Extract to read:
/---

CLOSE
Original image

L.A.'s Uncanniest Eatery

Original image

Opened in 1935, it's said that the over-the-top decor at Clifton's Cafeteria inspired Walt Disney to create his theme park. These days, however, the proud-but-sagging local legend has become the Strangest Place on Earth -- or at least in Southern California -- to fill your stomach. Word on the street is it might not be around much longer -- yet another trendy downtown bar may be replacing it -- so I had to check it out while I still could!

Established in the depths of America's Great Depression, Clifton's do-gooder founders took a big gamble by instituting a "pay what you wish" policy (which still stands), making their cafeteria a refuge for millions of penniless and hungry customers over the years. It's also quite literally designed to be a refuge from the urban bustle right outside its doors: its elaborate redwood forest theme, complete with foliage, indoor waterfalls, taxidermied forest animals and countless other strange touches make it simultaneously calming and unsettling; imagine the Rainforest Cafe with decor and a menu that haven't changed in 70 years, populated mainly by homeless people slowly nursing cups of thin coffee. (If that sounds like a bizarre juxtaposition, it certainly is. And that's why I love it!)

\---

Stated exercise 1: Please return, unchanged, the part of the records that opens with their first line and closes with the line containing "gizmo-toggle-icon[interactable]: ⤧: [1344, 128, 1355, 144]".

Records for processing:
/---

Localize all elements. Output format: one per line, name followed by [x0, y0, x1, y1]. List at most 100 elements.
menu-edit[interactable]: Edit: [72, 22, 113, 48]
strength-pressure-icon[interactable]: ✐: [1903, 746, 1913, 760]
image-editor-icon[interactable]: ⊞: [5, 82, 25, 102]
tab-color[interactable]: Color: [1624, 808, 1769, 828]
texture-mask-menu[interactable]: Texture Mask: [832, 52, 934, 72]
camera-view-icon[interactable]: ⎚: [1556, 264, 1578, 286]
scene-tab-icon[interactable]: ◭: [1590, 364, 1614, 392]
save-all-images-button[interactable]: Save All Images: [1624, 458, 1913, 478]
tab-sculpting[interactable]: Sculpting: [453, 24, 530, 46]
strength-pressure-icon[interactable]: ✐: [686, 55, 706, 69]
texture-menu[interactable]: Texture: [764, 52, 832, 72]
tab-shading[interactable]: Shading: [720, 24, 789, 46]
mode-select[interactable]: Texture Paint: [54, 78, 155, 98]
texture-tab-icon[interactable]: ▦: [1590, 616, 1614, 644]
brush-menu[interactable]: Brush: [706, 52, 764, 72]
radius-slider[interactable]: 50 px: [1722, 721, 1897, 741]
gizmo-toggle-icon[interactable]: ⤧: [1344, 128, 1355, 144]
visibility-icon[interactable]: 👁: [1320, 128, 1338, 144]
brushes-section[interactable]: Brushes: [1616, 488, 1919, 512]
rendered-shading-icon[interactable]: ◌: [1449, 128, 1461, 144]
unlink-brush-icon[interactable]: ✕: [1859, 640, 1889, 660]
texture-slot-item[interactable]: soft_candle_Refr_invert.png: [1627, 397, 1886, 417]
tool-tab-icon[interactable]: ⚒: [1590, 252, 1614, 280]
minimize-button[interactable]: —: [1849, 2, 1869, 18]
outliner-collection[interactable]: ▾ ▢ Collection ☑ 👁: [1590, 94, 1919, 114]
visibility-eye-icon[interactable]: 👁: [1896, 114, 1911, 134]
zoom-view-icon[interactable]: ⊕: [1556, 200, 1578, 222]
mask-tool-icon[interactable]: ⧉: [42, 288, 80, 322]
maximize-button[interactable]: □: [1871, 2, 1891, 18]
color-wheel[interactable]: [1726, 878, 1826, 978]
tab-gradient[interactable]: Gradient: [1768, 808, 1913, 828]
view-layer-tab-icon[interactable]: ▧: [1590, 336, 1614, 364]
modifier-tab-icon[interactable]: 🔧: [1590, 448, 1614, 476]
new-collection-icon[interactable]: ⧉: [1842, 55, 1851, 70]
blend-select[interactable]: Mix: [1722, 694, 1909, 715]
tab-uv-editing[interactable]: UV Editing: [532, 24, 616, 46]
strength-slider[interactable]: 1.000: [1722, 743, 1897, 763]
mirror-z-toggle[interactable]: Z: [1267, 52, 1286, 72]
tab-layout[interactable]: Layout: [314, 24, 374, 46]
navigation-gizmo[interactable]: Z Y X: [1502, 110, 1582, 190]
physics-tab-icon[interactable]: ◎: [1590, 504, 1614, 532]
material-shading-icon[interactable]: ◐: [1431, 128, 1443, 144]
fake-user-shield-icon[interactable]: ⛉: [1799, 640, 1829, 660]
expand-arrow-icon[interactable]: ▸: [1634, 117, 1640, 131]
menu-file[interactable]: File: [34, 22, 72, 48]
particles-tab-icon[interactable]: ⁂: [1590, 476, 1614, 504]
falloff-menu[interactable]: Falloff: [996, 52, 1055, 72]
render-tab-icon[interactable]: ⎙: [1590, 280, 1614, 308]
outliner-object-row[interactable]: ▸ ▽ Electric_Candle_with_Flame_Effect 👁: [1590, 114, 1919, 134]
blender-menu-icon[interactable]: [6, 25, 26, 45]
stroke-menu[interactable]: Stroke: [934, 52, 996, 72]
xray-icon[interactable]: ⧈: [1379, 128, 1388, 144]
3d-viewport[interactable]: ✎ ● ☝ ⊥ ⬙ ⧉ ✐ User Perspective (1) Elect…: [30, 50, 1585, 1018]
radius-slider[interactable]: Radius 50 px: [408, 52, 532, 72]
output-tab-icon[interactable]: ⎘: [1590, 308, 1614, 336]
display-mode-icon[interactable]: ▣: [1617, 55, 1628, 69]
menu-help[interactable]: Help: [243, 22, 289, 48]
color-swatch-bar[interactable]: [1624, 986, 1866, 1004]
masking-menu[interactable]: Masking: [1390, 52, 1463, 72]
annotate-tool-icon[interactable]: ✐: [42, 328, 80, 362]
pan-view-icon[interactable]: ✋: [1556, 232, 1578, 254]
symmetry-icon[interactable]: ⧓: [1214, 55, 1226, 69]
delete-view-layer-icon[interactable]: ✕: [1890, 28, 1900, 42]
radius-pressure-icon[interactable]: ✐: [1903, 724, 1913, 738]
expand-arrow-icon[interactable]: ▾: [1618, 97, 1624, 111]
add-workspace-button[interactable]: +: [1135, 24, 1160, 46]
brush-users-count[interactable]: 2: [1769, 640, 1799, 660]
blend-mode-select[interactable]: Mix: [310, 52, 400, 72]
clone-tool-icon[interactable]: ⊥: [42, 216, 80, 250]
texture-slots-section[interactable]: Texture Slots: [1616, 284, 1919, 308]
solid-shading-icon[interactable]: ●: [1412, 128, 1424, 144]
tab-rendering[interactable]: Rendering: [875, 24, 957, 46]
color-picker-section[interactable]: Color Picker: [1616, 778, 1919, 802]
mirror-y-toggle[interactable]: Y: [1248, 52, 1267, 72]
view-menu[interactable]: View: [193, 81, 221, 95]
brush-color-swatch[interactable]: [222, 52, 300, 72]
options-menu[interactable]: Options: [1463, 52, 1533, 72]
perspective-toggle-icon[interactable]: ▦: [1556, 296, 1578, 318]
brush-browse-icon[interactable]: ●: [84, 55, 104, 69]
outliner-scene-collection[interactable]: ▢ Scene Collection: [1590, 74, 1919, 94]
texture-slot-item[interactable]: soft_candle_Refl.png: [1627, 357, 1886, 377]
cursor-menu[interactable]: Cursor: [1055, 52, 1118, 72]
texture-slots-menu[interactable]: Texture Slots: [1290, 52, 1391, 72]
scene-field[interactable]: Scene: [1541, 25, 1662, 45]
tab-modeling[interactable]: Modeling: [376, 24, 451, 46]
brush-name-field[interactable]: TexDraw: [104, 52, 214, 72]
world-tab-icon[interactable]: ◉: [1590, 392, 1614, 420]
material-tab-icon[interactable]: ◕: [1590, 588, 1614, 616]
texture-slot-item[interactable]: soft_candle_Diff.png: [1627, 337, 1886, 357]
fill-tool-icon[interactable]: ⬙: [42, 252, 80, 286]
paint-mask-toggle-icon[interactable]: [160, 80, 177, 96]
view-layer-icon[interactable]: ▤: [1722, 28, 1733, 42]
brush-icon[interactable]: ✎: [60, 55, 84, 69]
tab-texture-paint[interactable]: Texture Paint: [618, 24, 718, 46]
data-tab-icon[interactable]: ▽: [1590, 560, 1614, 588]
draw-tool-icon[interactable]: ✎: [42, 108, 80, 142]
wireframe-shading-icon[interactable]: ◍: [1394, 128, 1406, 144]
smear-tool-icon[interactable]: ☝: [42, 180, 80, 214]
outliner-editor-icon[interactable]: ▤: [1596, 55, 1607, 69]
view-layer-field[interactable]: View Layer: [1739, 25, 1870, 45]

\---

Stated exercise 2: Retype the passage of the Clifton's Cafeteria piece that opens with the words containing "L.A.'s Uncanniest Eatery" and closes with "I still could!", without altering anything.

Final answer 1:
Localize all elements. Output format: one per line, name followed by [x0, y0, x1, y1]. List at most 100 elements.
menu-edit[interactable]: Edit: [72, 22, 113, 48]
strength-pressure-icon[interactable]: ✐: [1903, 746, 1913, 760]
image-editor-icon[interactable]: ⊞: [5, 82, 25, 102]
tab-color[interactable]: Color: [1624, 808, 1769, 828]
texture-mask-menu[interactable]: Texture Mask: [832, 52, 934, 72]
camera-view-icon[interactable]: ⎚: [1556, 264, 1578, 286]
scene-tab-icon[interactable]: ◭: [1590, 364, 1614, 392]
save-all-images-button[interactable]: Save All Images: [1624, 458, 1913, 478]
tab-sculpting[interactable]: Sculpting: [453, 24, 530, 46]
strength-pressure-icon[interactable]: ✐: [686, 55, 706, 69]
texture-menu[interactable]: Texture: [764, 52, 832, 72]
tab-shading[interactable]: Shading: [720, 24, 789, 46]
mode-select[interactable]: Texture Paint: [54, 78, 155, 98]
texture-tab-icon[interactable]: ▦: [1590, 616, 1614, 644]
brush-menu[interactable]: Brush: [706, 52, 764, 72]
radius-slider[interactable]: 50 px: [1722, 721, 1897, 741]
gizmo-toggle-icon[interactable]: ⤧: [1344, 128, 1355, 144]

Final answer 2:
L.A.'s Uncanniest Eatery

Original image

Opened in 1935, it's said that the over-the-top decor at Clifton's Cafeteria inspired Walt Disney to create his theme park. These days, however, the proud-but-sagging local legend has become the Strangest Place on Earth -- or at least in Southern California -- to fill your stomach. Word on the street is it might not be around much longer -- yet another trendy downtown bar may be replacing it -- so I had to check it out while I still could!